INSTRUCTIONS:
1 > In the article on Earth's dwindling resources, by about what percent did the Living Planet Index fall between 1970 and 2000?
2 > Please transcribe a passage from the article on Earth's dwindling resources, beginning at the words "If you live" and stopping after "commercial energy services.".

Earth’s Dwindling Resources
“In nature everything is connected, and we are now being held accountable for our past blunders.”—African Wildlife magazine.
SOME call it the ecological footprint. It is a measure of mankind’s consumption of natural resources compared with the earth’s ability to replenish them. According to the World Wildlife Fund, the global ecological footprint has been running a deficit since the 1980’s.* But that is just one indicator of the immense strain being placed on our environment.
Another gauge is the condition of earth’s ecosystems. The term “ecosystem” refers to the complex interaction of all organisms within a natural environment, including living and nonliving matter. The overall health of these ecosystems—revealed by the number of forest, freshwater, and marine species they support—makes up what the World Wildlife Fund calls the Living Planet Index. Between 1970 and 2000, this index plunged about 37 percent.
Is There Enough to Go Around?
If you live in a Western land where store shelves are fully stocked and round-the-clock shopping may be possible, it is hard to imagine that there could be a looming shortage of natural resources. Nevertheless, only a minority of earth’s inhabitants enjoy an affluent life-style. Most are locked in a daily struggle for survival. It has been estimated, for example, that more than two billion people live on three dollars a day or less and that two billion have no access to affordable commercial energy services.
Some people blame the trade practices of wealthy nations for the poverty of developing lands. “In a variety of ways,” says Vital Signs 2003, “the world economy is rigged against the interests of the poor.” As more and more people scramble to grab an ever smaller and more costly piece of the environmental “pie,” those who are economically disadvantaged cannot afford to compete for their fair share. That, in turn, leaves more natural resources for those who can afford them—namely, the wealthy.
It is estimated that 80 percent of the inhabitants of Africa use wood for cooking. In addition, “Africa has the highest population growth rate [and] urban growth rate in the world,” says South Africa’s Getaway magazine. As a result, the territory around some large towns in the Sahel, a wide belt of semiarid land on the southern edge of the Sahara Desert, has been stripped of trees for over 60 miles [100 km] in all directions. Those trees were not felled for capricious reasons. ‘The overwhelming majority of Africa’s citizens destroy their own environment simply to survive,’ says Professor Samuel Nana-Sinkam.
The situation is quite different in South America. In Brazil, for example, there are nearly 7,600 registered logging companies in the rain forest. Many of them are owned by well-funded international conglomerates. A mahogany tree is worth about $30 to a logging company. However, by the time brokers, traders, and manufacturers make their profit, that same tree can have a value of upwards of $130,000 before hitting the furniture showroom. Little wonder that mahogany has been called green gold.

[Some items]
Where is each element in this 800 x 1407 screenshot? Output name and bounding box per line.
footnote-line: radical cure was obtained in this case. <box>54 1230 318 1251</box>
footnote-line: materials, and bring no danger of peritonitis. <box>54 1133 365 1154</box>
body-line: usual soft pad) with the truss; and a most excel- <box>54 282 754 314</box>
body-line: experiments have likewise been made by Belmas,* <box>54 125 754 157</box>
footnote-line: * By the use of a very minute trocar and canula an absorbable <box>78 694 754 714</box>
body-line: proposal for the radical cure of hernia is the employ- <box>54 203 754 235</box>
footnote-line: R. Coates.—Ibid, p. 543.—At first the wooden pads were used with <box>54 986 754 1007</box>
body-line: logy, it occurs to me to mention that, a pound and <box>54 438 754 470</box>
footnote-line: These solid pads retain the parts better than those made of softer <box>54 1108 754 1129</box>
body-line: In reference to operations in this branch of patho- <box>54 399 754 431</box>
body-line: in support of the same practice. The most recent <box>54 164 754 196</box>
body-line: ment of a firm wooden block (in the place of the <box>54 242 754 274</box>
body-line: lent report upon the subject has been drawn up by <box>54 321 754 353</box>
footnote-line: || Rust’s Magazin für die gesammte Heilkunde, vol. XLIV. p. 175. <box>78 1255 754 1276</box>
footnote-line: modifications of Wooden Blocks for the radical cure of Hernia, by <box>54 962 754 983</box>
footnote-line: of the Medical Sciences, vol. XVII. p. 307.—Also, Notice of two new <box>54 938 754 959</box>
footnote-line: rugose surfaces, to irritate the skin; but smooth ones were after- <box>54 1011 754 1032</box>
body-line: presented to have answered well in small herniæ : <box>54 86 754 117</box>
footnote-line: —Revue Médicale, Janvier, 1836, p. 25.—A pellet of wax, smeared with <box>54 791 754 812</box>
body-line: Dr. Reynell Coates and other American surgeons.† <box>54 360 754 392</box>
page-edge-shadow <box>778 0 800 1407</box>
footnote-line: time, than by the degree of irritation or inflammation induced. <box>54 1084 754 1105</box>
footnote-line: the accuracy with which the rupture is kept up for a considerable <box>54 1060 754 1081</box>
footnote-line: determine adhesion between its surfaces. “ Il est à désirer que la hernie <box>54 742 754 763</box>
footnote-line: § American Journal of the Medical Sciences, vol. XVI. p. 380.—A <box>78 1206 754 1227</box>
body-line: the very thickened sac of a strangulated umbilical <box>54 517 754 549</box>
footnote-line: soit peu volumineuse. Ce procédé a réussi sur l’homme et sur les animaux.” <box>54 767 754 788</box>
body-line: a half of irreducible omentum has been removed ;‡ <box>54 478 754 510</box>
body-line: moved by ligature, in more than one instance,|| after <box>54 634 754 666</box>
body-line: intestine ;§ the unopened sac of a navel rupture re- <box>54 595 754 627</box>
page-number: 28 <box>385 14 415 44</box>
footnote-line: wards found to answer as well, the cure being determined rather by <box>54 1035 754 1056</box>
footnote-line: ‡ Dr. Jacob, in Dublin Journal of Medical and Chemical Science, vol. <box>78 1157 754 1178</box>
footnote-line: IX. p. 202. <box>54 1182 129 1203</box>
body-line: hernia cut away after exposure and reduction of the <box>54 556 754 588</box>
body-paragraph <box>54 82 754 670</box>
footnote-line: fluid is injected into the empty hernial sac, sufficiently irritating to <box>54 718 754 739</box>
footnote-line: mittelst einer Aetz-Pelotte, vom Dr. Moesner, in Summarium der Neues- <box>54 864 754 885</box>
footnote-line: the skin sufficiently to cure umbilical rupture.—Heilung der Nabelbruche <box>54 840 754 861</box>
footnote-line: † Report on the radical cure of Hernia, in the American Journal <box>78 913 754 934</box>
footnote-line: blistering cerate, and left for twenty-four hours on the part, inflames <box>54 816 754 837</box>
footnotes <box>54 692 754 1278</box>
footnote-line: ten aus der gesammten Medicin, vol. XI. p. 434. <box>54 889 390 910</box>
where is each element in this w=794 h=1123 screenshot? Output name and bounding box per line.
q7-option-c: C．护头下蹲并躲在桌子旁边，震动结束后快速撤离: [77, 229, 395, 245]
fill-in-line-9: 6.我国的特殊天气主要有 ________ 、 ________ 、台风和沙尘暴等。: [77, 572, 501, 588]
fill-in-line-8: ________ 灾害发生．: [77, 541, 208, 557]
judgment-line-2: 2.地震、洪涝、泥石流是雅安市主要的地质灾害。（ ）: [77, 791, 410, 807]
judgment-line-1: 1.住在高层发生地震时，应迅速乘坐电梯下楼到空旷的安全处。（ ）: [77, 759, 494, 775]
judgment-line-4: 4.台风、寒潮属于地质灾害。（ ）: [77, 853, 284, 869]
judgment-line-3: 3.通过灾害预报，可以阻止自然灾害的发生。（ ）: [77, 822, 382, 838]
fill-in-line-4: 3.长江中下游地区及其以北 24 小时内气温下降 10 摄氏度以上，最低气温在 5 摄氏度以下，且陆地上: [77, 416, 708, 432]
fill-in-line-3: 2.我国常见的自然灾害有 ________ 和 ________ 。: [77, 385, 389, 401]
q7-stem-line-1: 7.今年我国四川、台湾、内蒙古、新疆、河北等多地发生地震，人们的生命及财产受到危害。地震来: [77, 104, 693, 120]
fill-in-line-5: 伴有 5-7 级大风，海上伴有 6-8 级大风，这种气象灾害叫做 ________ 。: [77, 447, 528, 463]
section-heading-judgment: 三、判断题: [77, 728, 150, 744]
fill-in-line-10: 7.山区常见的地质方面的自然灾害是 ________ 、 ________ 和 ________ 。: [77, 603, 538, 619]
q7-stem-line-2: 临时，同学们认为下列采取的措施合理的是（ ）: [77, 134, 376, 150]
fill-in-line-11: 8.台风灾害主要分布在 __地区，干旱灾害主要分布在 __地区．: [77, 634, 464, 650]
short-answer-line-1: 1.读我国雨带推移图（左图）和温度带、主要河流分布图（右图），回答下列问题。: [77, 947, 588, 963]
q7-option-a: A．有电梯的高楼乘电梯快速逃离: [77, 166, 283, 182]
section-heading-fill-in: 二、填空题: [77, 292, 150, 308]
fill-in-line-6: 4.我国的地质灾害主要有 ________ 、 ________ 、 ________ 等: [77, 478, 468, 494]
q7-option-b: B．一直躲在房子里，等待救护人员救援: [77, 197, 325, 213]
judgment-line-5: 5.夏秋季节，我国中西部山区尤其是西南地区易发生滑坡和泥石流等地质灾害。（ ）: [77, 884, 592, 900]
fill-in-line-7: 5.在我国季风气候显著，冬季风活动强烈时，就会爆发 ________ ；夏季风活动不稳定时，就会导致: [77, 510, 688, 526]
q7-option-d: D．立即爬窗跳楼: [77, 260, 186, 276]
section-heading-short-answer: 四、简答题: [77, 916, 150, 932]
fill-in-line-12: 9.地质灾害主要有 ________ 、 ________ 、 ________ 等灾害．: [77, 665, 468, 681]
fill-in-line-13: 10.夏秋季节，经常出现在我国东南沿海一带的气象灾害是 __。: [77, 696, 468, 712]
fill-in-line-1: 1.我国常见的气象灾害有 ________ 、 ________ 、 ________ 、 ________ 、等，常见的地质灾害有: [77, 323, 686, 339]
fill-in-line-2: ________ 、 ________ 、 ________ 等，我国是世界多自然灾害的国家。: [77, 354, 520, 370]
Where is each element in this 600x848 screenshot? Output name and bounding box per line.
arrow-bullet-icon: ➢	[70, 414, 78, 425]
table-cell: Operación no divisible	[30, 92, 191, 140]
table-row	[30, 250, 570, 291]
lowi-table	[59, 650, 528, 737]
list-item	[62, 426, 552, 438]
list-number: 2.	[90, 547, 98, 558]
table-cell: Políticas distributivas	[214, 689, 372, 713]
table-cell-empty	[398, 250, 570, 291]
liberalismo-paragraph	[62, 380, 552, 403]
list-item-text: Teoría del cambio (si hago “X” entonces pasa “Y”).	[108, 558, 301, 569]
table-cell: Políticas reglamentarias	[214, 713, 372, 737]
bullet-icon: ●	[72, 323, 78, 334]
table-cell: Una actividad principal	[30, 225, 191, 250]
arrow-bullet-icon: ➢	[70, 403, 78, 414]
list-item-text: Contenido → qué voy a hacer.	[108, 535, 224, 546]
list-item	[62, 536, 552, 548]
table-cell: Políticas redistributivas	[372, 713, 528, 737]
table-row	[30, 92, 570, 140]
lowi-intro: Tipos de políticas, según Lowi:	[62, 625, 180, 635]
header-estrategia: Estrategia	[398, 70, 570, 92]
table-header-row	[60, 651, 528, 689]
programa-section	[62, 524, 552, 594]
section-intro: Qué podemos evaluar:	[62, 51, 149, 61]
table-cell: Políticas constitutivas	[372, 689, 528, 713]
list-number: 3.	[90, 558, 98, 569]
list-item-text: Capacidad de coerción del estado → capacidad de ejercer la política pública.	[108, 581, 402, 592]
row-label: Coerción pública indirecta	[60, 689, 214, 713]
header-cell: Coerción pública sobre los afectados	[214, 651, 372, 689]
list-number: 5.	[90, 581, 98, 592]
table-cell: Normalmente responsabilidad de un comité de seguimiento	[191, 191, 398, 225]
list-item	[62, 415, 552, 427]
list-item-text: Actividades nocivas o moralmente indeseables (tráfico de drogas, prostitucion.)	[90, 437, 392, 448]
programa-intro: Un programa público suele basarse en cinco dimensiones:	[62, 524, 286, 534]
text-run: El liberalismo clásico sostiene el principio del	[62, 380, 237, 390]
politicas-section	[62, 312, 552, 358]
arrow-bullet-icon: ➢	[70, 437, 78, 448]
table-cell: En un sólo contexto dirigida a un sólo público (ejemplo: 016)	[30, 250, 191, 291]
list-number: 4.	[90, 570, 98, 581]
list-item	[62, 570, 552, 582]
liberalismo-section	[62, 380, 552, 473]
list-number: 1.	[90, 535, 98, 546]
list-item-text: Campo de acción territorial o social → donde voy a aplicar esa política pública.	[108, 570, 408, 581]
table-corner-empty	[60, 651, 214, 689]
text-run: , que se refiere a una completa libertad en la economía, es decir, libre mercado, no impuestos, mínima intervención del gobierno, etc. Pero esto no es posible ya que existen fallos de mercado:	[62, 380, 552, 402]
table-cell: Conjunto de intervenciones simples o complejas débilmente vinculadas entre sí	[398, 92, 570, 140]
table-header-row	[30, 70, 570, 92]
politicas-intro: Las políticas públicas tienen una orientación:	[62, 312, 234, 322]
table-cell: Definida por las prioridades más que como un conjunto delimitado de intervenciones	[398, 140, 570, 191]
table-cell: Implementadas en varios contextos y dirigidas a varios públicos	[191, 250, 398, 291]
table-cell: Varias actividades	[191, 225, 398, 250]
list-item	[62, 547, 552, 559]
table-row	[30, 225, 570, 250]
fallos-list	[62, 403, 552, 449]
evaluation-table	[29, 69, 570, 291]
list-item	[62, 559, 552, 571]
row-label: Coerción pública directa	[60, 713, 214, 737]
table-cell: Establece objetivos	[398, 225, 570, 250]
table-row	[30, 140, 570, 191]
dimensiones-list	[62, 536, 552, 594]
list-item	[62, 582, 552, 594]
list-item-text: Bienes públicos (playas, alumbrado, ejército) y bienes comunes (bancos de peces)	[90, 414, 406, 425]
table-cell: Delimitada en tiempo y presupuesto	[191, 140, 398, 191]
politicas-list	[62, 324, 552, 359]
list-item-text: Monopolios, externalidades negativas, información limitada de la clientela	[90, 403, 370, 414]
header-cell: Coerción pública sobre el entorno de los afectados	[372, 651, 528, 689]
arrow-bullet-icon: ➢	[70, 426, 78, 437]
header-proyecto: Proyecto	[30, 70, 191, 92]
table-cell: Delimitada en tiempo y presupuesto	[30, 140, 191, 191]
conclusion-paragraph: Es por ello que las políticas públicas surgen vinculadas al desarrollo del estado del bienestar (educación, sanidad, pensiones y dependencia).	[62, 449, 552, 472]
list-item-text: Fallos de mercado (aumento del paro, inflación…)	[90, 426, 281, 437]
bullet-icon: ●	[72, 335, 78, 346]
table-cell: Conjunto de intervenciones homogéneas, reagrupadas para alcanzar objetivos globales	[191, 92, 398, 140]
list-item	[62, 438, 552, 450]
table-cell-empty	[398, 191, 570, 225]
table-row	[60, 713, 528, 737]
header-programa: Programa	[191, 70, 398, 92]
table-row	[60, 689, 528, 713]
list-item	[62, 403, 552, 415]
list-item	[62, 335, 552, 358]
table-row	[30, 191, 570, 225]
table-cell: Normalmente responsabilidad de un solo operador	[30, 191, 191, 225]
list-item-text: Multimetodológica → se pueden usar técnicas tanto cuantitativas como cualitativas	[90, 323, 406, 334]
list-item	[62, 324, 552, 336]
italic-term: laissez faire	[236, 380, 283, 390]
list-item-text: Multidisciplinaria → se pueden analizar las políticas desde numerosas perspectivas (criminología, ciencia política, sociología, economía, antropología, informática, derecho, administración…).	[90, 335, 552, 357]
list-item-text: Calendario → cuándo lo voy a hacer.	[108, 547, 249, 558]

ANSWERS TO THE EXERCISES:
1 > About 37 percent.

2 >
If you live in a Western land where store shelves are fully stocked and round-the-clock shopping may be possible, it is hard to imagine that there could be a looming shortage of natural resources. Nevertheless, only a minority of earth’s inhabitants enjoy an affluent life-style. Most are locked in a daily struggle for survival. It has been estimated, for example, that more than two billion people live on three dollars a day or less and that two billion have no access to affordable commercial energy services.